▸ Text section
Comment by Potential customer on 05-02-2010 05:09


While there is a lot of publicity around managed funds, I'd love to see Rabo Bank offer share index trackers as an alternative because of their advantages of low cost and good performance.

Comment by Mark on 06-02-2010 10:42


My understanding was that the trick to investing in managed funds was buying and selling at the right times. With your regular managed funds investor plan, one has to buy at fixed times regardless of whether or not it is the best time to buy. Wouldn't it be better and more interesting to make the plan more sophisticated by allowing investors to create settings whereby the system automatically delays buying till prices fall to a certain level, and also sells automatically when prices rise above a certain level? Or even if the system didn't do the actual buying and selling, it could simply generate an alert to indicate that the investor had predetermined that they should consider buying and selling at the times the alerts are generated.

Comment by Mike Heath on 08-02-2010 09:39


David, thanks for taking the time to provide this suggestion. We constantly review our range of funds and fund managers, and in fact have some new ones coming on to our platform in a few months time. We’ll make sure your suggestion is included in our ongoing analysis.

Comment by Mike Heath on 08-02-2010 11:43


Mark, the most commonly held opinion on managed funds investing is that they sit in the longer-end of your investment timeframe and portfolio, with On Call cash being at the nearest or shorter end of the time horizon. They are not typically seen as a trading option (buy low – sell high) and that you invest in funds that best meet your risk profile. Given that your risk profile changes over time (as you get older, your broader financial circumstances change etc) you should at least review your investments annually, to see that the funds chosen still “fit” your risk profile. Managed funds investments are typically seen as meeting your income/capital requirements in the period 10 years plus out – not typically a short-term trading vehicle. Given this, whilst your suggestion clearly has merits, it doesn’t fit the roadmap we have for our managed funds offering.

Comment by Fiona on 09-02-2010 10:21


If you invested in a managed fund and for some reason needed that money, how easy is it to get it back? & would you necessarily get the amount you invested?

Comment by Mike Heath on 15-02-2010 01:16


Fiona, thanks for the question. Selling units in Managed Funds is as easy and as straight forward as purchasing them, you simply follow the appropriate screens once you have logged on. Once sold, and we have the cash from the fund manager (note different funds have different settlement periods and can take up to a week to receive cleared funds from the fund manager) we credit your Master Savings Account and you can then transfer it out to your nominated account. With regards to how much money you’ll get back, it’s a function of the sell price for the unit and if there are any exit fees charged (these differ by fund and so you should check the Fund Selector for details). I trust this answers your questions. Should you wish to have a chat with one of our team about this or any other matter don’t hesitate to call us 0800 22 44 33 between 8am and 5pm Monday to Friday.

▸ The tasks
• 1. In the managed funds comment thread, reproduce word for word the passage starting at "While there is" and ending at "and good performance.".
• 2. In the managed funds comment thread, how often does Mike Heath tell Mark he should at least review his investments?
• 3. Extend the managed funds comment thread, picking up after its final comment.
The entries that follow the managed funds comment thread were taken from a separate source.

[Some entries]
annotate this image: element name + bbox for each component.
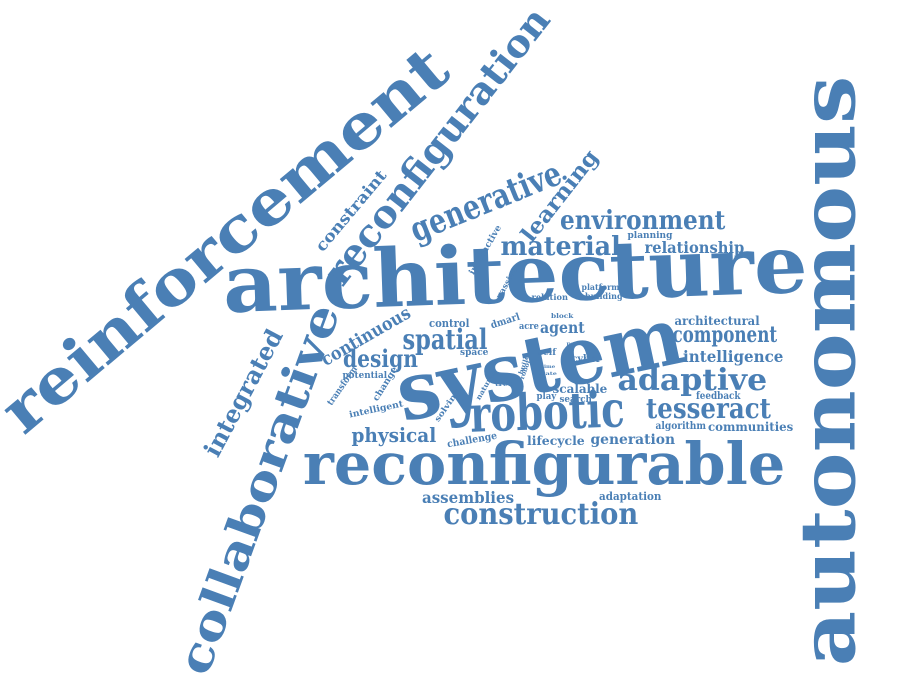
word-generation: generation xyxy=(590,432,676,448)
word-block: block xyxy=(550,313,574,320)
word-acre: acre xyxy=(518,321,539,332)
word-potential: potential xyxy=(342,370,388,381)
word-search: search xyxy=(559,394,592,405)
word-relation: relation xyxy=(530,292,568,302)
word-space: space xyxy=(460,347,489,358)
word-construction: construction xyxy=(443,497,639,532)
word-play: play xyxy=(535,391,556,402)
word-scalable: scalable xyxy=(552,382,608,396)
word-building: building xyxy=(585,291,623,301)
word-architectural: architectural xyxy=(674,314,760,328)
word-feedback: feedback xyxy=(695,391,741,402)
word-algorithm: algorithm xyxy=(655,421,706,432)
word-autonomous: autonomous xyxy=(783,75,873,667)
word-path: path xyxy=(566,340,582,347)
word-self: self xyxy=(538,347,557,358)
word-component: component xyxy=(672,322,778,348)
word-assemblies: assemblies xyxy=(421,488,515,507)
word-adaptive: adaptive xyxy=(617,363,767,398)
word-state: state xyxy=(539,370,557,377)
word-environment: environment xyxy=(559,206,725,236)
word-lifecycle: lifecycle xyxy=(526,434,585,448)
word-intelligent: intelligent xyxy=(347,398,404,421)
word-design: design xyxy=(342,344,418,373)
word-spatial: spatial xyxy=(402,323,488,356)
word-cyber: cyber xyxy=(570,354,601,365)
word-material: material xyxy=(499,232,621,262)
word-control: control xyxy=(429,316,470,330)
word-intelligence: intelligence xyxy=(683,347,784,366)
word-adaptation: adaptation xyxy=(599,489,662,503)
word-relationship: relationship xyxy=(644,238,744,257)
word-communities: communities xyxy=(707,420,793,434)
word-agent: agent xyxy=(539,318,585,337)
word-platform: platform xyxy=(581,282,619,292)
word-physical: physical xyxy=(351,423,437,447)
word-reconfigurable: reconfigurable xyxy=(302,430,786,498)
word-tree: tree xyxy=(495,378,513,388)
word-time: time xyxy=(541,363,555,370)
word-tesseract: tesseract xyxy=(645,392,771,425)
word-planning: planning xyxy=(627,230,673,241)
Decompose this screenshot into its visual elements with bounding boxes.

▸ Results in order
• 1.
While there is a lot of publicity around managed funds, I'd love to see Rabo Bank offer share index trackers as an alternative because of their advantages of low cost and good performance.

• 2. At least annually.

• 3.
Comment by Max on 05-03-2010 07:05


I would think that most investors right now are totally suspicious of any investment vehicle including managed funds. Recent history has questioned what a "safe" investment really looks like. Even investing in banks looks a bit dicey at the moment and it would only need one to tip over and all hell would break loose. For my money timing entry into funds is a no-go. Criteria for selection of any particular fund or group of funds seems like a gamble in itself so I would be interested to hear how you suggest one does select such funds and what performance most of them have yielded over the past couple of years. And I dont mean choosing the fund when it was at its low and then calculating what it did when it peaked. From the little that I know it does seem that one useful counter-cyclical criterion may be to invest in the "dogs" that have the worst record in the current year and wait for them to recover. I'd be interested in your comments. Max


Comment by Mike Heath on 07-03-2010 09:49


Max, over the coming months we shall be running a series of webinars, the first one of late last year can be found here, for customers who want to get started in managed funds, and are looking for the information needed to help decide how, when and what etc. We are also developing a new tool which will help you identify your risk profile and therefore what types of managed funds best suit your risk profile. Please keep an eye out for both of these developments (note that you need to subscribe to ActiveMoney to receive the invitations). Over and above the information and tools we provide I would also recommend you engage a financial adviser for expert advice.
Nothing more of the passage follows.